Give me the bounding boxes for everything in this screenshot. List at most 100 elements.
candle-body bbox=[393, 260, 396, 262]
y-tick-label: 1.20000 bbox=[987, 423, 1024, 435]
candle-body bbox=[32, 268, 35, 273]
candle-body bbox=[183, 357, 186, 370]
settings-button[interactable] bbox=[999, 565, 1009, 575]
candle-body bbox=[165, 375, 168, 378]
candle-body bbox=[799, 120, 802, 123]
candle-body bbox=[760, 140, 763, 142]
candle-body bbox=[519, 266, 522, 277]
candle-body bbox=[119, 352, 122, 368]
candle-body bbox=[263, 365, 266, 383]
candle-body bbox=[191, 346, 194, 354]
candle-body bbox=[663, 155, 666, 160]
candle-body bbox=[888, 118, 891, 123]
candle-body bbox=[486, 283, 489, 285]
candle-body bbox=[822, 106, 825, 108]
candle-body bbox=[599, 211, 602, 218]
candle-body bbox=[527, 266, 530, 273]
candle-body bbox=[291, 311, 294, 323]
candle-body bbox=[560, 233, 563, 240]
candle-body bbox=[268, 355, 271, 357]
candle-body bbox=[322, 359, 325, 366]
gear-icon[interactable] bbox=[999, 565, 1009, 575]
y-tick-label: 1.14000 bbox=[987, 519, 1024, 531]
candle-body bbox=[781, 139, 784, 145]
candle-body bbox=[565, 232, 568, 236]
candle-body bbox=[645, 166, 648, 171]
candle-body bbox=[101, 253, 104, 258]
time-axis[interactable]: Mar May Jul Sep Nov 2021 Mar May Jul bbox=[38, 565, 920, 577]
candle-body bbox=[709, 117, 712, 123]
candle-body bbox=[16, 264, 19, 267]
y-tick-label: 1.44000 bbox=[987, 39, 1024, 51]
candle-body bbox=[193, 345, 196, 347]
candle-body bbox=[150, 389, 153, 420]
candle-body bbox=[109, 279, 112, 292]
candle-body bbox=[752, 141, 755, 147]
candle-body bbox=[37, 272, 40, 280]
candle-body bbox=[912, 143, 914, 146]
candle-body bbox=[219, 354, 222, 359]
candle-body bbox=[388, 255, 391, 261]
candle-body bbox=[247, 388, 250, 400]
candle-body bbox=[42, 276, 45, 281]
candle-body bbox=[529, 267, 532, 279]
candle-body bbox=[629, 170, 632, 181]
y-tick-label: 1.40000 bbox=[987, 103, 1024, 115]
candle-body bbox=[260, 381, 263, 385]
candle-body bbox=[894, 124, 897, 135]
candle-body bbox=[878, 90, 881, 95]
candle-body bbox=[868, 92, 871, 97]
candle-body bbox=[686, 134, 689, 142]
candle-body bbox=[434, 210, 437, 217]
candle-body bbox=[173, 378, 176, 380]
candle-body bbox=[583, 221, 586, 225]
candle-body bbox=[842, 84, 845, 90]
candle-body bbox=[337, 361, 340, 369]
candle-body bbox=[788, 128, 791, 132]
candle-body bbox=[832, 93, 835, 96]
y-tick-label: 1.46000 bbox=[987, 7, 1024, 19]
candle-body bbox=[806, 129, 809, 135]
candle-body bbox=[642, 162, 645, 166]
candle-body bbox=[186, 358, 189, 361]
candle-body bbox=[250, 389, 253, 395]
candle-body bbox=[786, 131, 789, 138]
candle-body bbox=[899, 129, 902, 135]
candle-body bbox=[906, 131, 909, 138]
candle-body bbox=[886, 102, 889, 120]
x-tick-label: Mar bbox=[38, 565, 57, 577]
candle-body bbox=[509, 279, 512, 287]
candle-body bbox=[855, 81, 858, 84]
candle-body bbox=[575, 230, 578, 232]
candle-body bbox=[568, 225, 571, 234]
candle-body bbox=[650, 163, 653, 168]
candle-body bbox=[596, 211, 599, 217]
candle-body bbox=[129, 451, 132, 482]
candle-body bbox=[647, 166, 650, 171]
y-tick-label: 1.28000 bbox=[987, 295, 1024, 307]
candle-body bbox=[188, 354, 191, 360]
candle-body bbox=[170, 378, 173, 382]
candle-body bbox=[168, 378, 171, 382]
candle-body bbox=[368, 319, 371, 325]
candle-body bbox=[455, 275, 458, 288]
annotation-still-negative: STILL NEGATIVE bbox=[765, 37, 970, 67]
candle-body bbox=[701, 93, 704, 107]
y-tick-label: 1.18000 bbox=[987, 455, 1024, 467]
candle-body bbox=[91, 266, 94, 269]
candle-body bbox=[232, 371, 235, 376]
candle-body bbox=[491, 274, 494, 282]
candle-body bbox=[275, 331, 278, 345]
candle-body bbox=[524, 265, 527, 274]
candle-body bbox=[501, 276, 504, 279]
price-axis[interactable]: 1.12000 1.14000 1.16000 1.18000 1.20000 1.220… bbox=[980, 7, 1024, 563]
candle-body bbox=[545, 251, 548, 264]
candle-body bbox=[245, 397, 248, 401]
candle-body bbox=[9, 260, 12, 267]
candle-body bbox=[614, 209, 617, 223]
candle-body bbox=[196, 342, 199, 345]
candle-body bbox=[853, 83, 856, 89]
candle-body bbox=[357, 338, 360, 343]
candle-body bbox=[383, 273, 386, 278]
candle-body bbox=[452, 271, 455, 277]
────────────────
* [Requirement]: Reproduce every one of the rows above, character for character, with no changes.

* [Final answer]:
Give me the bounding boxes for everything in this screenshot. List at most 100 elements.
candle-body bbox=[393, 260, 396, 262]
y-tick-label: 1.20000 bbox=[987, 423, 1024, 435]
candle-body bbox=[32, 268, 35, 273]
candle-body bbox=[183, 357, 186, 370]
settings-button[interactable] bbox=[999, 565, 1009, 575]
candle-body bbox=[165, 375, 168, 378]
candle-body bbox=[799, 120, 802, 123]
candle-body bbox=[760, 140, 763, 142]
candle-body bbox=[519, 266, 522, 277]
candle-body bbox=[119, 352, 122, 368]
candle-body bbox=[263, 365, 266, 383]
candle-body bbox=[191, 346, 194, 354]
candle-body bbox=[663, 155, 666, 160]
candle-body bbox=[888, 118, 891, 123]
candle-body bbox=[486, 283, 489, 285]
candle-body bbox=[822, 106, 825, 108]
candle-body bbox=[599, 211, 602, 218]
candle-body bbox=[527, 266, 530, 273]
candle-body bbox=[291, 311, 294, 323]
candle-body bbox=[560, 233, 563, 240]
candle-body bbox=[268, 355, 271, 357]
candle-body bbox=[322, 359, 325, 366]
gear-icon[interactable] bbox=[999, 565, 1009, 575]
y-tick-label: 1.14000 bbox=[987, 519, 1024, 531]
candle-body bbox=[781, 139, 784, 145]
candle-body bbox=[565, 232, 568, 236]
candle-body bbox=[645, 166, 648, 171]
candle-body bbox=[101, 253, 104, 258]
time-axis[interactable]: Mar May Jul Sep Nov 2021 Mar May Jul bbox=[38, 565, 920, 577]
candle-body bbox=[709, 117, 712, 123]
candle-body bbox=[16, 264, 19, 267]
y-tick-label: 1.44000 bbox=[987, 39, 1024, 51]
candle-body bbox=[193, 345, 196, 347]
candle-body bbox=[150, 389, 153, 420]
candle-body bbox=[109, 279, 112, 292]
candle-body bbox=[752, 141, 755, 147]
candle-body bbox=[37, 272, 40, 280]
candle-body bbox=[912, 143, 914, 146]
candle-body bbox=[219, 354, 222, 359]
candle-body bbox=[388, 255, 391, 261]
candle-body bbox=[247, 388, 250, 400]
candle-body bbox=[42, 276, 45, 281]
candle-body bbox=[529, 267, 532, 279]
candle-body bbox=[629, 170, 632, 181]
y-tick-label: 1.40000 bbox=[987, 103, 1024, 115]
candle-body bbox=[260, 381, 263, 385]
candle-body bbox=[894, 124, 897, 135]
candle-body bbox=[878, 90, 881, 95]
candle-body bbox=[868, 92, 871, 97]
candle-body bbox=[686, 134, 689, 142]
candle-body bbox=[434, 210, 437, 217]
candle-body bbox=[173, 378, 176, 380]
candle-body bbox=[583, 221, 586, 225]
candle-body bbox=[842, 84, 845, 90]
candle-body bbox=[337, 361, 340, 369]
candle-body bbox=[788, 128, 791, 132]
candle-body bbox=[832, 93, 835, 96]
y-tick-label: 1.46000 bbox=[987, 7, 1024, 19]
candle-body bbox=[806, 129, 809, 135]
candle-body bbox=[642, 162, 645, 166]
candle-body bbox=[186, 358, 189, 361]
candle-body bbox=[250, 389, 253, 395]
candle-body bbox=[786, 131, 789, 138]
candle-body bbox=[899, 129, 902, 135]
candle-body bbox=[906, 131, 909, 138]
candle-body bbox=[886, 102, 889, 120]
x-tick-label: Mar bbox=[38, 565, 57, 577]
candle-body bbox=[509, 279, 512, 287]
candle-body bbox=[855, 81, 858, 84]
candle-body bbox=[575, 230, 578, 232]
candle-body bbox=[568, 225, 571, 234]
candle-body bbox=[650, 163, 653, 168]
candle-body bbox=[596, 211, 599, 217]
candle-body bbox=[129, 451, 132, 482]
candle-body bbox=[647, 166, 650, 171]
y-tick-label: 1.28000 bbox=[987, 295, 1024, 307]
candle-body bbox=[188, 354, 191, 360]
candle-body bbox=[170, 378, 173, 382]
candle-body bbox=[168, 378, 171, 382]
candle-body bbox=[368, 319, 371, 325]
candle-body bbox=[455, 275, 458, 288]
annotation-still-negative: STILL NEGATIVE bbox=[765, 37, 970, 67]
candle-body bbox=[701, 93, 704, 107]
y-tick-label: 1.18000 bbox=[987, 455, 1024, 467]
candle-body bbox=[91, 266, 94, 269]
candle-body bbox=[232, 371, 235, 376]
candle-body bbox=[491, 274, 494, 282]
candle-body bbox=[275, 331, 278, 345]
candle-body bbox=[524, 265, 527, 274]
candle-body bbox=[501, 276, 504, 279]
price-axis[interactable]: 1.12000 1.14000 1.16000 1.18000 1.20000 1.220… bbox=[980, 7, 1024, 563]
candle-body bbox=[545, 251, 548, 264]
candle-body bbox=[245, 397, 248, 401]
candle-body bbox=[9, 260, 12, 267]
candle-body bbox=[614, 209, 617, 223]
candle-body bbox=[196, 342, 199, 345]
candle-body bbox=[853, 83, 856, 89]
candle-body bbox=[357, 338, 360, 343]
candle-body bbox=[383, 273, 386, 278]
candle-body bbox=[452, 271, 455, 277]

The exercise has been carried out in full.